+++ DOCUMENT EXCERPT

Purpose of the Study:

  • To develop and evaluate single- and multi-ancestry polygenic risk scores (PRS) for lung adenocarcinoma (LUAD) in East Asian never-smokers.
  • To assess the performance of these PRS in predicting LUAD risk within the East Asian population.
  • To explore the potential of multi-ancestry PRS for improved LUAD risk stratification.

Main Methods:

  • Utilized genome-wide association study (GWAS) summary statistics from East Asian (8,002 cases; 20,782 controls) and European (2,058 cases; 5,575 controls) populations.
Polygenic risk scores
  • Developed single- and multi-ancestry PRS for LUAD.
  • Employed the CT-SLEB method for multi-ancestry PRS development.
  • Evaluated PRS performance using logistic regression and receiver operating characteristic (ROC) analysis.
  • Main Results:

    • A multi-ancestry PRS demonstrated a strong association with LUAD risk (OR=1.71, 95% CI: 1.61-1.82).
    • The area under the ROC curve for the multi-ancestry PRS was 0.640 (95% CI: 0.629-0.653).

++++++

= COMPLETE THE FOLLOWING =
1. List every aim given under "Purpose of the Study" in the lung adenocarcinoma study summary.
2. Extend the lung adenocarcinoma study summary, beginning right after its final bullet on the area under the ROC curve.
The data that comes next is separate material, unrelated to the lung adenocarcinoma study summary.

+++ DATA EXCERPTS

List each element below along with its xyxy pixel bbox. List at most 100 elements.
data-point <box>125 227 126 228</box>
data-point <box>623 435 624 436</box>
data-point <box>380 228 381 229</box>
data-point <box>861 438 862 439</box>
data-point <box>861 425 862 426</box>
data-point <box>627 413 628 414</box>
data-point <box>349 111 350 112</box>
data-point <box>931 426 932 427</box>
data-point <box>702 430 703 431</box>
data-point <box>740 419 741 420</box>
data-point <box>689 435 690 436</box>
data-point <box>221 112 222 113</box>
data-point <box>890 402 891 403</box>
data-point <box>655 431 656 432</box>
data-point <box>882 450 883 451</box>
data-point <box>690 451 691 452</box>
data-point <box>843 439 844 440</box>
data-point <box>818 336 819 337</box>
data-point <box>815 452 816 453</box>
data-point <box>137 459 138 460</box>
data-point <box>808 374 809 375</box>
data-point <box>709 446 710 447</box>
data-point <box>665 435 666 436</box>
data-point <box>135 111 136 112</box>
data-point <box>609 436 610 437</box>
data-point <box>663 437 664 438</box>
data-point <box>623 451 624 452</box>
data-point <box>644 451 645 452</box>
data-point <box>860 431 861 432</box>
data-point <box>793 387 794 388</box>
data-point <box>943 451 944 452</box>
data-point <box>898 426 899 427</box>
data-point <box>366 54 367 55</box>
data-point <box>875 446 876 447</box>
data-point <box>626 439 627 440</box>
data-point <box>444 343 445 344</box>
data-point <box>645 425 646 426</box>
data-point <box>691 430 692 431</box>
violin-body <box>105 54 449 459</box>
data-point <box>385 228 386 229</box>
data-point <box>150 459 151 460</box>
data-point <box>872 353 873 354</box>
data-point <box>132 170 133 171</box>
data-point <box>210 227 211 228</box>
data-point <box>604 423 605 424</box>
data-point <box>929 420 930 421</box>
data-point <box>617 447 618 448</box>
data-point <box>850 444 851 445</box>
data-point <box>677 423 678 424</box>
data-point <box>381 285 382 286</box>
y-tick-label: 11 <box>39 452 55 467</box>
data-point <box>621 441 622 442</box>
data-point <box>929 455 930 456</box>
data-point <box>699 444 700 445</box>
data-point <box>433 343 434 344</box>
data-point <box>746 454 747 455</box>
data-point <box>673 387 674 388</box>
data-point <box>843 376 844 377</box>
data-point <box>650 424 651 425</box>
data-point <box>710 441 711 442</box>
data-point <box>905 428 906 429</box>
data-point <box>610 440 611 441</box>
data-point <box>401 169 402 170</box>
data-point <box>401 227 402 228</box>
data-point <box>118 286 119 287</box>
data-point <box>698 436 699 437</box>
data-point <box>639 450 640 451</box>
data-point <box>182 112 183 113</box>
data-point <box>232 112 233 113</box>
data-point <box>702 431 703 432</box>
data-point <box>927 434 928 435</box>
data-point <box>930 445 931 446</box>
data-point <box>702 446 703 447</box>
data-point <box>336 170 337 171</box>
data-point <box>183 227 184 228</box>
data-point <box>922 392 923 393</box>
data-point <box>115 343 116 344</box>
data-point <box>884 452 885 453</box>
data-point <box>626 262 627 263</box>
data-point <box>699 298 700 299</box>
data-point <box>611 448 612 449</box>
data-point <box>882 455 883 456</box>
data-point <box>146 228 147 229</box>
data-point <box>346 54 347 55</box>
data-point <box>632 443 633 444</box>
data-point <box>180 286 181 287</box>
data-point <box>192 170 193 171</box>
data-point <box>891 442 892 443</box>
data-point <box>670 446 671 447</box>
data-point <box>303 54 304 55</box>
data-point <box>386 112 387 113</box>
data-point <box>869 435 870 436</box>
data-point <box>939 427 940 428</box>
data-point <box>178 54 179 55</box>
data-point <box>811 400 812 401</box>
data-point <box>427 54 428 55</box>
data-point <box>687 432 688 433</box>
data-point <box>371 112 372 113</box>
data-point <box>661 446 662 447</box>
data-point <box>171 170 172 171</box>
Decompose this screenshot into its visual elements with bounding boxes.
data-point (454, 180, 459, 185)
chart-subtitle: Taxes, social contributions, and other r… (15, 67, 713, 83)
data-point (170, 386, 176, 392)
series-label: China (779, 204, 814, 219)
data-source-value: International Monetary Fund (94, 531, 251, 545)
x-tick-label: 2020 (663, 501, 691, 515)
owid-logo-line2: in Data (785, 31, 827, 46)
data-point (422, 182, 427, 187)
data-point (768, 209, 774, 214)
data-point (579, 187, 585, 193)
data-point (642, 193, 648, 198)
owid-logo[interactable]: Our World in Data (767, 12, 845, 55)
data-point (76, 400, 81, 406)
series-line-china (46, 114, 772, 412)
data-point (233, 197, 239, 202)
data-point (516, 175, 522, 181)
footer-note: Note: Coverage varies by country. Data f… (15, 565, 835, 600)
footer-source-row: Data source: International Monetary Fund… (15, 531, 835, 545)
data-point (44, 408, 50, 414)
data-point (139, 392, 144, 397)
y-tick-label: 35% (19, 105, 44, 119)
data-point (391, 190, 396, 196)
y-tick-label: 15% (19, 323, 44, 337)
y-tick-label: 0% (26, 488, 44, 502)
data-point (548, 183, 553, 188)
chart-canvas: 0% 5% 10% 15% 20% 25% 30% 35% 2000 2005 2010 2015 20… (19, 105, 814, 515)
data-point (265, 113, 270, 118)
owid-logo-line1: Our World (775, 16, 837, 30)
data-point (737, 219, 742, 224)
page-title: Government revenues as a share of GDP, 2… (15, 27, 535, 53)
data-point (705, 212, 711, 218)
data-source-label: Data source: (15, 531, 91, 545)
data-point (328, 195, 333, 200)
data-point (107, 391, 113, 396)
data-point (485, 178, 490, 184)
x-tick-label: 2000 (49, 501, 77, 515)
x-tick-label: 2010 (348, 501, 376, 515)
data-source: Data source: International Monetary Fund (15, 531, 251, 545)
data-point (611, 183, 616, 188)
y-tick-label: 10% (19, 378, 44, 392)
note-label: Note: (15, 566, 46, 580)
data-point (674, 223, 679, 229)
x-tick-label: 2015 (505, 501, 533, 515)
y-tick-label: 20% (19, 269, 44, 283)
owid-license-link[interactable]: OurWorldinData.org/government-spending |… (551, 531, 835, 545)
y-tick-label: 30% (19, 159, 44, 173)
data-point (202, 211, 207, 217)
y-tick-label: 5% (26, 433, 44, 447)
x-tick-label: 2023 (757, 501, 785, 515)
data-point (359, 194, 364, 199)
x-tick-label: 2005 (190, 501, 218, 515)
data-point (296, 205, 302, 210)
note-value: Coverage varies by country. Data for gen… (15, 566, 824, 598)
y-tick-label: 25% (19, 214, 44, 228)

++++++

= OUTPUTS FOR THE TASKS =
1.
- To develop and evaluate single- and multi-ancestry polygenic risk scores (PRS) for lung adenocarcinoma (LUAD) in East Asian never-smokers.
- To assess the performance of these PRS in predicting LUAD risk within the East Asian population.
- To explore the potential of multi-ancestry PRS for improved LUAD risk stratification.

2.
    • Individuals in the highest PRS quintile had nearly four times the LUAD risk compared to the lowest quintile.
    • The 95th percentile of the PRS indicated an estimated 6.69% lifetime absolute risk, with average 10-year risk achieved decades earlier.

    Conclusions:

    • Multi-ancestry PRS approaches show significant potential for enhancing LUAD risk stratification in East Asian never-smokers.
    • Developed PRS can identify individuals at substantially elevated LUAD risk.
    • This study highlights the importance of considering ancestry in PRS development for equitable risk prediction.